Dataset records:
* * *
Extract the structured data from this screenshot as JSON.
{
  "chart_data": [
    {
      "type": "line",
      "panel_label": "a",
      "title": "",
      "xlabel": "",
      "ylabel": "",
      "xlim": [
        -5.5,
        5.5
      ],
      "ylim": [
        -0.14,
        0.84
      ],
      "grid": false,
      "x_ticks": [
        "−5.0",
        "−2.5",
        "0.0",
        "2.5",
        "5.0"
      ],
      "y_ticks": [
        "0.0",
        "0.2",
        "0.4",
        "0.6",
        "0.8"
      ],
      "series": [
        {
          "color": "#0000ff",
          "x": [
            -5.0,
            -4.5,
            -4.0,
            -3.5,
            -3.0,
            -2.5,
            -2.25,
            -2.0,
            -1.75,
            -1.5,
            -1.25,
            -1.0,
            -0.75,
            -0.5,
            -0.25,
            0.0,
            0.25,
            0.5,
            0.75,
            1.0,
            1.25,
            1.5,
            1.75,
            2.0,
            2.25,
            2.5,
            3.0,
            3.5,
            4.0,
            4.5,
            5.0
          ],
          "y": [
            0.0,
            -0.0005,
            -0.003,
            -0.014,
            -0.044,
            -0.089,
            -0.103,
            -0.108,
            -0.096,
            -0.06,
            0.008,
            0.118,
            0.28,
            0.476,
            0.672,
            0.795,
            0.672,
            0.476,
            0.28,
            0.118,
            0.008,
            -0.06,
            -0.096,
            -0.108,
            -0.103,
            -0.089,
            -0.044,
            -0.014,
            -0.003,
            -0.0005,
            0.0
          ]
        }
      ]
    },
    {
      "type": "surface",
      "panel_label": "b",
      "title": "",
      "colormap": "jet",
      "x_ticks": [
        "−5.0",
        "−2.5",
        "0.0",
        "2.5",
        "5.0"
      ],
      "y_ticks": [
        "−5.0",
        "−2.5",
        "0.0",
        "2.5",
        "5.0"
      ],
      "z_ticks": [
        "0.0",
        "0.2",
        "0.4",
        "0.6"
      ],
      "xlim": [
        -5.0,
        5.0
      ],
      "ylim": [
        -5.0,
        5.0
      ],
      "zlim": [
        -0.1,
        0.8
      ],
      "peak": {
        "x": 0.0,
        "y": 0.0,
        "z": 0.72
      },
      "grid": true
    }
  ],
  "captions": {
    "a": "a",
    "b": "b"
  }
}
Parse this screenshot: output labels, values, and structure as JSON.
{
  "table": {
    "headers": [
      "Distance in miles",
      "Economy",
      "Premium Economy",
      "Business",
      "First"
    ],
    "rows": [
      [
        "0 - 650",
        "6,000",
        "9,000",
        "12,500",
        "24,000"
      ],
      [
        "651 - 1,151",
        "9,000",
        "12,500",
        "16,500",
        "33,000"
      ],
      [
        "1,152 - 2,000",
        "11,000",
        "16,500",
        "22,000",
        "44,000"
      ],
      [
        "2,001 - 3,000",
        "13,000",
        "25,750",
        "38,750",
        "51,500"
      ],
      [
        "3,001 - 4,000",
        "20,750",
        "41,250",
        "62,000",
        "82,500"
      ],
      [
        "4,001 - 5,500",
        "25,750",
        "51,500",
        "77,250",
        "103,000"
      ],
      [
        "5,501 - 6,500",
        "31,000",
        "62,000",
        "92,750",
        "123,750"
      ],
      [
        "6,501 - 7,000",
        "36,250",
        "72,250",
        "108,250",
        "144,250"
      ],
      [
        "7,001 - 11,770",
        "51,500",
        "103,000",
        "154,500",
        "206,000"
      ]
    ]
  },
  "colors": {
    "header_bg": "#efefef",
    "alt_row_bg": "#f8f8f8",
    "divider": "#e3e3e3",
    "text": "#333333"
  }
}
* * *
• SHORT TASK:
Go through the listing and print each line exactly as it appears.

• THE OUTPUT:
Extract the structured data from this screenshot as JSON.
{
  "chart_data": [
    {
      "type": "line",
      "panel_label": "a",
      "title": "",
      "xlabel": "",
      "ylabel": "",
      "xlim": [
        -5.5,
        5.5
      ],
      "ylim": [
        -0.14,
        0.84
      ],
      "grid": false,
      "x_ticks": [
        "−5.0",
        "−2.5",
        "0.0",
        "2.5",
        "5.0"
      ],
      "y_ticks": [
        "0.0",
        "0.2",
        "0.4",
        "0.6",
        "0.8"
      ],
      "series": [
        {
          "color": "#0000ff",
          "x": [
            -5.0,
            -4.5,
            -4.0,
            -3.5,
            -3.0,
            -2.5,
            -2.25,
            -2.0,
            -1.75,
            -1.5,
            -1.25,
            -1.0,
            -0.75,
            -0.5,
            -0.25,
            0.0,
            0.25,
            0.5,
            0.75,
            1.0,
            1.25,
            1.5,
            1.75,
            2.0,
            2.25,
            2.5,
            3.0,
            3.5,
            4.0,
            4.5,
            5.0
          ],
          "y": [
            0.0,
            -0.0005,
            -0.003,
            -0.014,
            -0.044,
            -0.089,
            -0.103,
            -0.108,
            -0.096,
            -0.06,
            0.008,
            0.118,
            0.28,
            0.476,
            0.672,
            0.795,
            0.672,
            0.476,
            0.28,
            0.118,
            0.008,
            -0.06,
            -0.096,
            -0.108,
            -0.103,
            -0.089,
            -0.044,
            -0.014,
            -0.003,
            -0.0005,
            0.0
          ]
        }
      ]
    },
    {
      "type": "surface",
      "panel_label": "b",
      "title": "",
      "colormap": "jet",
      "x_ticks": [
        "−5.0",
        "−2.5",
        "0.0",
        "2.5",
        "5.0"
      ],
      "y_ticks": [
        "−5.0",
        "−2.5",
        "0.0",
        "2.5",
        "5.0"
      ],
      "z_ticks": [
        "0.0",
        "0.2",
        "0.4",
        "0.6"
      ],
      "xlim": [
        -5.0,
        5.0
      ],
      "ylim": [
        -5.0,
        5.0
      ],
      "zlim": [
        -0.1,
        0.8
      ],
      "peak": {
        "x": 0.0,
        "y": 0.0,
        "z": 0.72
      },
      "grid": true
    }
  ],
  "captions": {
    "a": "a",
    "b": "b"
  }
}
Parse this screenshot: output labels, values, and structure as JSON.
{
  "table": {
    "headers": [
      "Distance in miles",
      "Economy",
      "Premium Economy",
      "Business",
      "First"
    ],
    "rows": [
      [
        "0 - 650",
        "6,000",
        "9,000",
        "12,500",
        "24,000"
      ],
      [
        "651 - 1,151",
        "9,000",
        "12,500",
        "16,500",
        "33,000"
      ],
      [
        "1,152 - 2,000",
        "11,000",
        "16,500",
        "22,000",
        "44,000"
      ],
      [
        "2,001 - 3,000",
        "13,000",
        "25,750",
        "38,750",
        "51,500"
      ],
      [
        "3,001 - 4,000",
        "20,750",
        "41,250",
        "62,000",
        "82,500"
      ],
      [
        "4,001 - 5,500",
        "25,750",
        "51,500",
        "77,250",
        "103,000"
      ],
      [
        "5,501 - 6,500",
        "31,000",
        "62,000",
        "92,750",
        "123,750"
      ],
      [
        "6,501 - 7,000",
        "36,250",
        "72,250",
        "108,250",
        "144,250"
      ],
      [
        "7,001 - 11,770",
        "51,500",
        "103,000",
        "154,500",
        "206,000"
      ]
    ]
  },
  "colors": {
    "header_bg": "#efefef",
    "alt_row_bg": "#f8f8f8",
    "divider": "#e3e3e3",
    "text": "#333333"
  }
}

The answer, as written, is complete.